■ **THE REQUEST**: Give the count of lines containing the string "Fuel", with no other output.

■ **EXTRACTED RECORDS**:
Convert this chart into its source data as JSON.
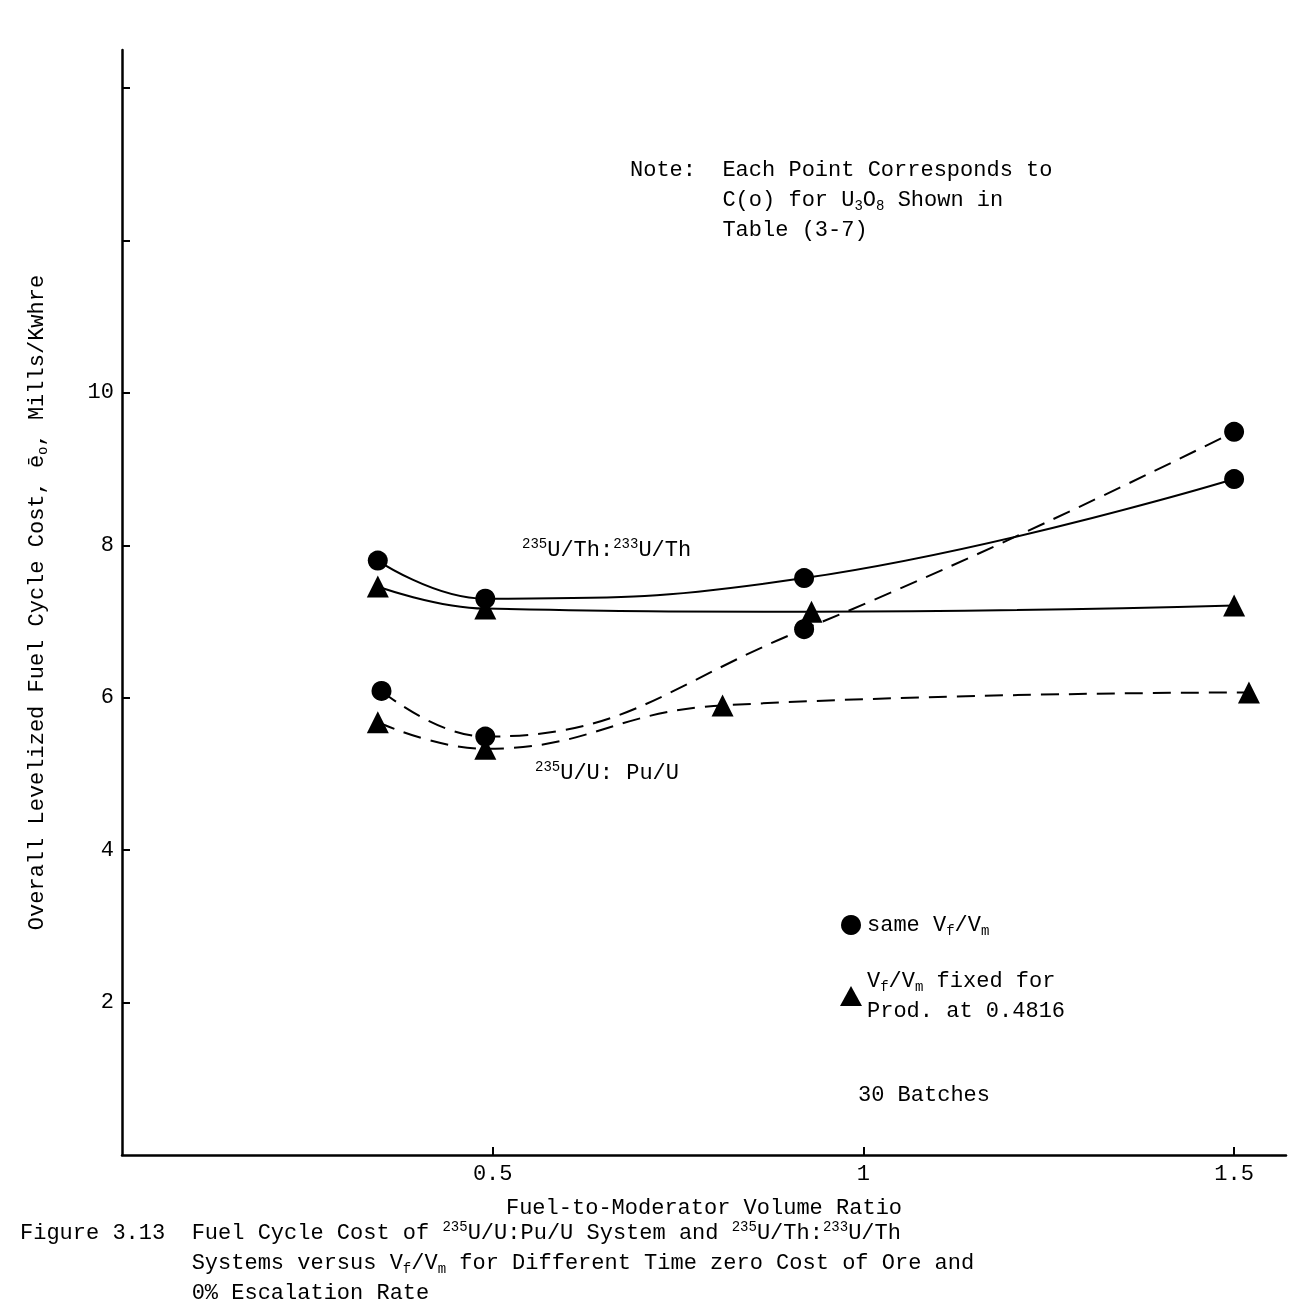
{
  "chart_data": {
    "type": "line",
    "xlabel": "Fuel-to-Moderator Volume Ratio",
    "ylabel": "Overall Levelized Fuel Cycle Cost, ē$_{o}$, Mills/Kwhre",
    "xlim": [
      0,
      1.57
    ],
    "xticks": [
      0.5,
      1,
      1.5
    ],
    "ylim": [
      0,
      14.5
    ],
    "yticks": [
      2,
      4,
      6,
      8,
      10,
      {
        "value": 12,
        "label": null
      },
      {
        "value": 14,
        "label": null
      }
    ],
    "grid": false,
    "legend": "bottom right",
    "series": [
      {
        "name": "same V$_{f}$/V$_{m}$",
        "color": "#000000",
        "marker": "circle",
        "line_style": "solid",
        "x": [
          0.345,
          0.49,
          0.92,
          1.5
        ],
        "values": [
          7.8,
          7.3,
          7.57,
          8.87
        ]
      },
      {
        "name": "V$_{f}$/V$_{m}$ fixed for\nProd. at 0.4816",
        "color": "#000000",
        "marker": "triangle",
        "line_style": "solid",
        "x": [
          0.345,
          0.49,
          0.93,
          1.5
        ],
        "values": [
          7.46,
          7.17,
          7.13,
          7.21
        ]
      },
      {
        "color": "#000000",
        "marker": "circle",
        "line_style": "dashed",
        "x": [
          0.35,
          0.49,
          0.92,
          1.5
        ],
        "values": [
          6.09,
          5.49,
          6.9,
          9.49
        ]
      },
      {
        "color": "#000000",
        "marker": "triangle",
        "line_style": "dashed",
        "x": [
          0.345,
          0.49,
          0.81,
          1.52
        ],
        "values": [
          5.68,
          5.33,
          5.9,
          6.07
        ]
      }
    ],
    "annotations": [
      "Note:  Each Point Corresponds to\n       C(o) for U$_{3}$O$_{8}$ Shown in\n       Table (3-7)",
      "30 Batches",
      "Figure 3.13  Fuel Cycle Cost of $^{235}$U/U:Pu/U System and $^{235}$U/Th:$^{233}$U/Th\n             Systems versus V$_{f}$/V$_{m}$ for Different Time zero Cost of Ore and\n             0% Escalation Rate",
      "$^{235}$U/Th:$^{233}$U/Th",
      "$^{235}$U/U: Pu/U"
    ]
  }
}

■ **FULL SOLUTION**: 3